**Requirement 1**. In the interview excerpt on balance and ambition below, list every term the speaker uses for a single area of life when describing how people want all of them at 110%.

PETER SHALLARD: Yeah, and I guess what I’m saying is that I think that if you have balance, you have to set the goal—like, you have to have incremental goals. You kind of have the expectation of, I want to be a multi-millionaire, but your business is only making a few thousand dollars a month. And I want to have a six-pack, but you’re like 40 pounds overweight, or whatever. Or even 10, 20 pounds overweight. You can’t have goals in that area that you’re massively reaching for, and then be working on all of those reaching in a huge way, all at the same time. There has to be—like, you have to reel in—you have to find balance, absolutely. You have to find that moderation. So, I know people who are ruthlessly committed to business. Their ambition knows no bounds. They’re relentless, and they’re successful in accomplishing their ambitions, because that’s pretty much all they focus on. Do I want that life? No, I love balance too much.

I want to be able to go to the gym. I want to find time to be present in my relationship as well. I want all of these other things. But, I think that there’s no real prescription. I think that everybody gets to decide what their balance is. But what’s important is sustainability. Because building business success takes time. Living a life well-lived takes time. So you don’t want to flame out. And that’s really the point—that’s kind of my concern around the superhuman movement, is that the pressure that people put themselves on, entrepreneurs are notorious for having enormously high expectations for themselves. But this life hacking movement has kind of upped the ante with that, to the point that I see remarkably talented people who are capable of changing the planet, flaming out early, before they really do their best work, because they’re putting so much pressure on themselves not just to have balance in their life, but to have every single sphere of life, spoke on the wheel of life, category, whatever you want to call it, at like 110% at all times. And realistically, that’s not how you get there. It may be possible. I think it’s debatable. Can you be at 100% in every part of your life at once? Maybe you can. Maybe Richard Branson is. I don’t know. I don’t know the guy personally. But I think that you have to get there step by step by step.

**Requirement 2**. Duplicate the bounding box entries from the first line through the line containing "row-salary: от 37000 р xyxy=(575,367,715,415)".

Bounding box entries
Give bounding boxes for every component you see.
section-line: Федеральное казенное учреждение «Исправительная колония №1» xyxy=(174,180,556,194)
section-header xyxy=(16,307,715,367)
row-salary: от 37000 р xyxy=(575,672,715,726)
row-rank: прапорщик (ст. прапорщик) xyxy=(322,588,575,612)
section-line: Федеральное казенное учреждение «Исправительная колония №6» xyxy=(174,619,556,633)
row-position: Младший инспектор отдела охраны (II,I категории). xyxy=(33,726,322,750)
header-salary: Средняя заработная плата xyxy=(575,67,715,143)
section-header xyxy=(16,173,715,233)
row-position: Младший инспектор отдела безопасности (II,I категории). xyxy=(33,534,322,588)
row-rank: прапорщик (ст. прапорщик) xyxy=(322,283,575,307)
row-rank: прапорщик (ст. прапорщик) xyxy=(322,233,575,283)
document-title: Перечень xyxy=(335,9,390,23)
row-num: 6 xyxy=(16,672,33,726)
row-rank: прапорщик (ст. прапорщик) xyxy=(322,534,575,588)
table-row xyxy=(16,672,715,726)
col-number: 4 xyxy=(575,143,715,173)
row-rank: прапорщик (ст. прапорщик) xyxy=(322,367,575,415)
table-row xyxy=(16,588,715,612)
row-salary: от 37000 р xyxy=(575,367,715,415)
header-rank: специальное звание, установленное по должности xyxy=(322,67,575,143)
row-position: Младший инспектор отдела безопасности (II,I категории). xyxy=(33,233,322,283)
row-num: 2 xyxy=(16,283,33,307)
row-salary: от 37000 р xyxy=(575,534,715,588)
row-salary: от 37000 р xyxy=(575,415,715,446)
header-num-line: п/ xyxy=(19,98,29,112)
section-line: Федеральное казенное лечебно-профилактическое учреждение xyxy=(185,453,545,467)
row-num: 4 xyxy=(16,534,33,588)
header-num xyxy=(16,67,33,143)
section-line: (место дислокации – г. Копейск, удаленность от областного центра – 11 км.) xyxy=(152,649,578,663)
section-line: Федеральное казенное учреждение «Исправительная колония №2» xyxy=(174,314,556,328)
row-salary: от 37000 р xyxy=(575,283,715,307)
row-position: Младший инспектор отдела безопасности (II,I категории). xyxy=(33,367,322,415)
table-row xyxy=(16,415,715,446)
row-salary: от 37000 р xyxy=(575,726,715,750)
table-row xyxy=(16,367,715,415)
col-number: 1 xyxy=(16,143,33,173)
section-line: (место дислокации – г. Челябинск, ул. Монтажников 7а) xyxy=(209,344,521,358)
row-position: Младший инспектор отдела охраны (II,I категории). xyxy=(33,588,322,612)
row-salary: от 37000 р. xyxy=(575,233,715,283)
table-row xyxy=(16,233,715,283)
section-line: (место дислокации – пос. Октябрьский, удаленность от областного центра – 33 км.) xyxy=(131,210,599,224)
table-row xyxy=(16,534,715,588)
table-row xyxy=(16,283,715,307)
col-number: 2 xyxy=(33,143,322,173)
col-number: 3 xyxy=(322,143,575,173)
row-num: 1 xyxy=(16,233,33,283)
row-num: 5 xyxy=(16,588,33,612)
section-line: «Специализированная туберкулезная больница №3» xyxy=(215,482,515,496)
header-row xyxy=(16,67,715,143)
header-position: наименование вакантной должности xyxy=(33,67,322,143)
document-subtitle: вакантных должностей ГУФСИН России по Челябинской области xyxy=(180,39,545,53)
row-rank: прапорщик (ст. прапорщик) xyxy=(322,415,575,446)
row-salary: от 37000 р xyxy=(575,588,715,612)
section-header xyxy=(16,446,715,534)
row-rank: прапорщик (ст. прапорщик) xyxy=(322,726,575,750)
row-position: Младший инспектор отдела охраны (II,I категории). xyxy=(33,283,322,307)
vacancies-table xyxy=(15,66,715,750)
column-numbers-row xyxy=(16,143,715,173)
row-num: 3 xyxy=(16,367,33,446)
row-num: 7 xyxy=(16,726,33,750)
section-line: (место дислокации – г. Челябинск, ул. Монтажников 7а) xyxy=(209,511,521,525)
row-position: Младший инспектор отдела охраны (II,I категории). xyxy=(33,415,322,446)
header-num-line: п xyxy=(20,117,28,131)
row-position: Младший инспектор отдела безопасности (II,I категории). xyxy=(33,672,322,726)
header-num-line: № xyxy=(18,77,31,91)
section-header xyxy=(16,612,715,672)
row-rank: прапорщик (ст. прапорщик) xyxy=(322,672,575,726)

**Complete output 1**.
sphere of life
spoke on the wheel of life
category

**Complete output 2**.
Give bounding boxes for every component you see.
section-line: Федеральное казенное учреждение «Исправительная колония №1» xyxy=(174,180,556,194)
section-header xyxy=(16,307,715,367)
row-salary: от 37000 р xyxy=(575,672,715,726)
row-rank: прапорщик (ст. прапорщик) xyxy=(322,588,575,612)
section-line: Федеральное казенное учреждение «Исправительная колония №6» xyxy=(174,619,556,633)
row-position: Младший инспектор отдела охраны (II,I категории). xyxy=(33,726,322,750)
header-salary: Средняя заработная плата xyxy=(575,67,715,143)
section-header xyxy=(16,173,715,233)
row-position: Младший инспектор отдела безопасности (II,I категории). xyxy=(33,534,322,588)
row-rank: прапорщик (ст. прапорщик) xyxy=(322,283,575,307)
row-rank: прапорщик (ст. прапорщик) xyxy=(322,233,575,283)
document-title: Перечень xyxy=(335,9,390,23)
row-num: 6 xyxy=(16,672,33,726)
row-rank: прапорщик (ст. прапорщик) xyxy=(322,534,575,588)
table-row xyxy=(16,672,715,726)
col-number: 4 xyxy=(575,143,715,173)
row-rank: прапорщик (ст. прапорщик) xyxy=(322,367,575,415)
table-row xyxy=(16,588,715,612)
row-salary: от 37000 р xyxy=(575,367,715,415)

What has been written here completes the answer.